■ What this task involves:
Read the listing and extract each line that includes the word "FUBA".

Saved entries
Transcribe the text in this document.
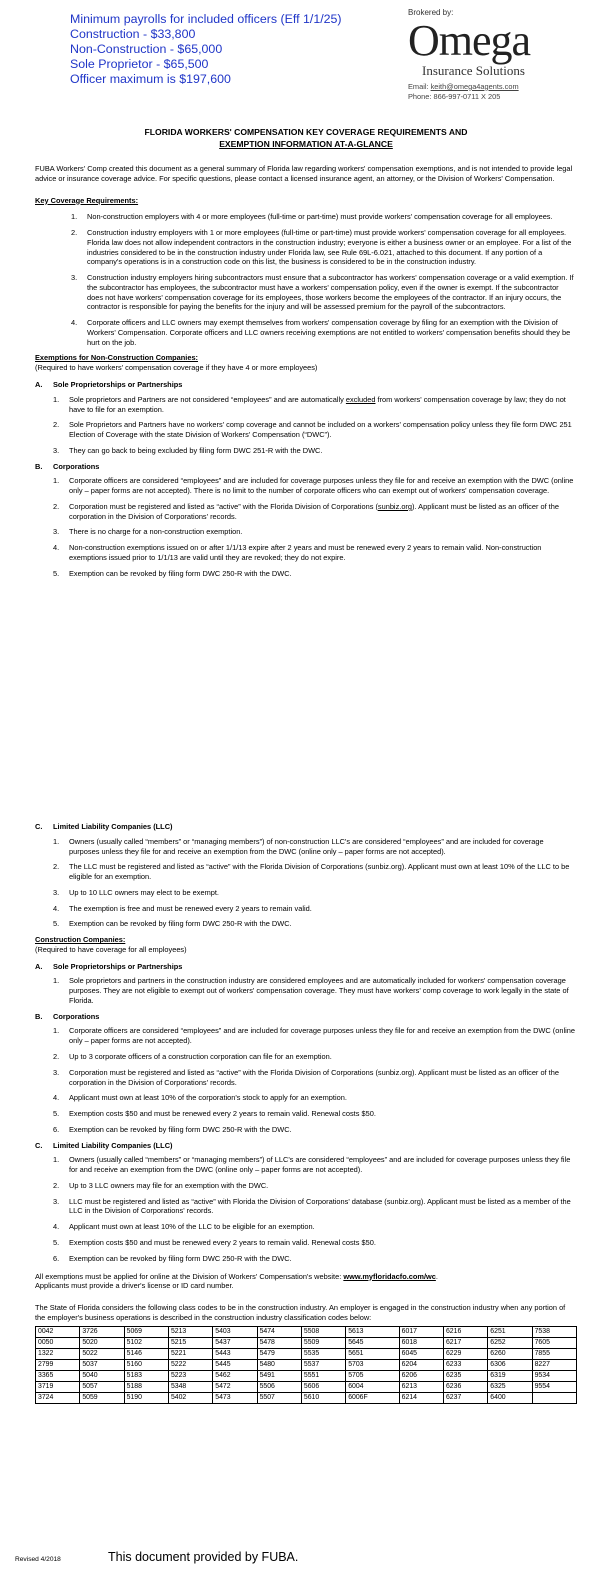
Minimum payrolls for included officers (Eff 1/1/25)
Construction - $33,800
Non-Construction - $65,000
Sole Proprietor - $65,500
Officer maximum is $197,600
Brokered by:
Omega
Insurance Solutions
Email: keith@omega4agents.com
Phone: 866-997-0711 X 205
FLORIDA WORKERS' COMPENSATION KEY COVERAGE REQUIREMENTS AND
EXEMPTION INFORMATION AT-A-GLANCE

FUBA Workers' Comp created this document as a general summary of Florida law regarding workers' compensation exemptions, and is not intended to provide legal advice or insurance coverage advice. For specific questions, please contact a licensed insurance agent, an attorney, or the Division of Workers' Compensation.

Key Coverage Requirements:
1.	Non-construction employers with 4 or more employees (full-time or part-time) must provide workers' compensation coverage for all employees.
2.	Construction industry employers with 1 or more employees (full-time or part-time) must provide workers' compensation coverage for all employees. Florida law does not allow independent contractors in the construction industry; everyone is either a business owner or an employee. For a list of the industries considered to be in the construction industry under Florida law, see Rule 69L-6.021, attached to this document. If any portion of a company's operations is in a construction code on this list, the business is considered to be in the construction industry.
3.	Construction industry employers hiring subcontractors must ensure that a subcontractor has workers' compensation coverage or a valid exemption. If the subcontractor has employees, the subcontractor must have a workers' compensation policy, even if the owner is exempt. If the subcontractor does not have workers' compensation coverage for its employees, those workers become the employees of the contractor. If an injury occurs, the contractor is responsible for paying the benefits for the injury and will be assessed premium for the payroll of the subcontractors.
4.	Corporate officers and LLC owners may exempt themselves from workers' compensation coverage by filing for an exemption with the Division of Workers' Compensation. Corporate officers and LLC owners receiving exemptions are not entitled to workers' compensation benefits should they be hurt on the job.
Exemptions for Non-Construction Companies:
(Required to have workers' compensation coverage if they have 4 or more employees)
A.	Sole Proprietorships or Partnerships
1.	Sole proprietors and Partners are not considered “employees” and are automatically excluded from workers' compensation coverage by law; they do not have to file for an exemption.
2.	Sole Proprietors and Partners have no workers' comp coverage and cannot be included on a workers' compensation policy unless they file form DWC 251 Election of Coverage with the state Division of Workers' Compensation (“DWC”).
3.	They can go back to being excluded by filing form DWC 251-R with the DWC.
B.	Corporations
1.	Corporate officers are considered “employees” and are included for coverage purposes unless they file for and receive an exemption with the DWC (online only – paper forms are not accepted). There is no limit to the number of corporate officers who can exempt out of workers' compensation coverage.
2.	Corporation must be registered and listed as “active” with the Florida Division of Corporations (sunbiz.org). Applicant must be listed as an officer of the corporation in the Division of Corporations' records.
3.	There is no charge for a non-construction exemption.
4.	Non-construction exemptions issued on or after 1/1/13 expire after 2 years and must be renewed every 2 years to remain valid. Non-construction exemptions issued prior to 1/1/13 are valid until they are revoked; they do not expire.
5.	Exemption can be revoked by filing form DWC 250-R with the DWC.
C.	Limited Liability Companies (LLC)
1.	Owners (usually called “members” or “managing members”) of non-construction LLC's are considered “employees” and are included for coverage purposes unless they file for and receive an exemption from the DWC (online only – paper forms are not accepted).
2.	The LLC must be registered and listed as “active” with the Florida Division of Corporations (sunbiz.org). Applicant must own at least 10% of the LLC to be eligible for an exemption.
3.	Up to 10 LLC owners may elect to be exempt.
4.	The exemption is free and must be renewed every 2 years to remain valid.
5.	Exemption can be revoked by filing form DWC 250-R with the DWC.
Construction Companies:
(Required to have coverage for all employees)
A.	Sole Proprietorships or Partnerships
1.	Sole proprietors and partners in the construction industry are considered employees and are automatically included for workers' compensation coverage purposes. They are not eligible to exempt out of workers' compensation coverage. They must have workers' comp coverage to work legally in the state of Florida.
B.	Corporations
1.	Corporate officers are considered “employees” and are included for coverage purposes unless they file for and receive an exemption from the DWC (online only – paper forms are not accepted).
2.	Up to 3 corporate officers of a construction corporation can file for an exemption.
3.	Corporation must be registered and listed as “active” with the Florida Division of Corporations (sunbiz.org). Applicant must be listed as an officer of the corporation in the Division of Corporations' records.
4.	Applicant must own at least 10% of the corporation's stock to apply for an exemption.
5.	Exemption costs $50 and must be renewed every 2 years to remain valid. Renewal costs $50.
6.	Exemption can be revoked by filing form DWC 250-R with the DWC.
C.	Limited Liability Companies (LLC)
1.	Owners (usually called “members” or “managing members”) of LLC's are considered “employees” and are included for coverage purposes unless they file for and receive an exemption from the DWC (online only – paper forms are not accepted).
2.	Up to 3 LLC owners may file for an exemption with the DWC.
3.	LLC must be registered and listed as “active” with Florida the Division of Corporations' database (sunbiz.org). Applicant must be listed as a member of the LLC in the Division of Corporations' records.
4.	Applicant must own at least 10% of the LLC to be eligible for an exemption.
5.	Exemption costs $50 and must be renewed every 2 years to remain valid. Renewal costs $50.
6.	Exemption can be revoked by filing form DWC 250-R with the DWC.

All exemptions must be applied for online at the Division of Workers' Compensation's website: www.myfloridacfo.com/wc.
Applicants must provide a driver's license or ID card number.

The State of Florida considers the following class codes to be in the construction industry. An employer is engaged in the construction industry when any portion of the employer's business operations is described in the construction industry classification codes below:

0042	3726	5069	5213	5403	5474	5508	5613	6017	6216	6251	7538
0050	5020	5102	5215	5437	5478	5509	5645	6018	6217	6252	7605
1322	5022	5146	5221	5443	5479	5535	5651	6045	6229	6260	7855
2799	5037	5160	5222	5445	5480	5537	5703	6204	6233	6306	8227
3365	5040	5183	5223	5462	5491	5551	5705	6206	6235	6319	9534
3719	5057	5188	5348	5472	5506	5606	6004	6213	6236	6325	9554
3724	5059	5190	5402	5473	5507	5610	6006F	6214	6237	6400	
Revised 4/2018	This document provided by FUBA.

■ Worked solution:
FUBA Workers' Comp created this document as a general summary of Florida law regarding workers' compensation exemptions, and is not intended to provide legal advice or insurance coverage advice. For specific questions, please contact a licensed insurance agent, an attorney, or the Division of Workers' Compensation.
Revised 4/2018	This document provided by FUBA.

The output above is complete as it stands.